◆ **Supplied information**
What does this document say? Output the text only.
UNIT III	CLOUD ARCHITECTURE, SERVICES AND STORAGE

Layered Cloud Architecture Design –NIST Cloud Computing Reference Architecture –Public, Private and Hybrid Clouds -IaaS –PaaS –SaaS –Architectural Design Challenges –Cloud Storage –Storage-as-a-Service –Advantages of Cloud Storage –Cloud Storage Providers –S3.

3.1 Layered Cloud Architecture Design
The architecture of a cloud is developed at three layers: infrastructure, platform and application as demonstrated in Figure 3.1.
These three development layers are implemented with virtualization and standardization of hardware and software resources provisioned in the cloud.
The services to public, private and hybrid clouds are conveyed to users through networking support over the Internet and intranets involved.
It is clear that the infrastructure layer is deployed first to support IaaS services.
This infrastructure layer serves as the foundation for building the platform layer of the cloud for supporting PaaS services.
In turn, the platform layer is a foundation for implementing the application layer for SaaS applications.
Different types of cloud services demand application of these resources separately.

◆ **What needs to be done**
Print the material above once more, exactly.

◆ **Result of this exercise**
What does this document say? Output the text only.
UNIT III	CLOUD ARCHITECTURE, SERVICES AND STORAGE

Layered Cloud Architecture Design –NIST Cloud Computing Reference Architecture –Public, Private and Hybrid Clouds -IaaS –PaaS –SaaS –Architectural Design Challenges –Cloud Storage –Storage-as-a-Service –Advantages of Cloud Storage –Cloud Storage Providers –S3.

3.1 Layered Cloud Architecture Design
The architecture of a cloud is developed at three layers: infrastructure, platform and application as demonstrated in Figure 3.1.
These three development layers are implemented with virtualization and standardization of hardware and software resources provisioned in the cloud.
The services to public, private and hybrid clouds are conveyed to users through networking support over the Internet and intranets involved.
It is clear that the infrastructure layer is deployed first to support IaaS services.
This infrastructure layer serves as the foundation for building the platform layer of the cloud for supporting PaaS services.
In turn, the platform layer is a foundation for implementing the application layer for SaaS applications.
Different types of cloud services demand application of these resources separately.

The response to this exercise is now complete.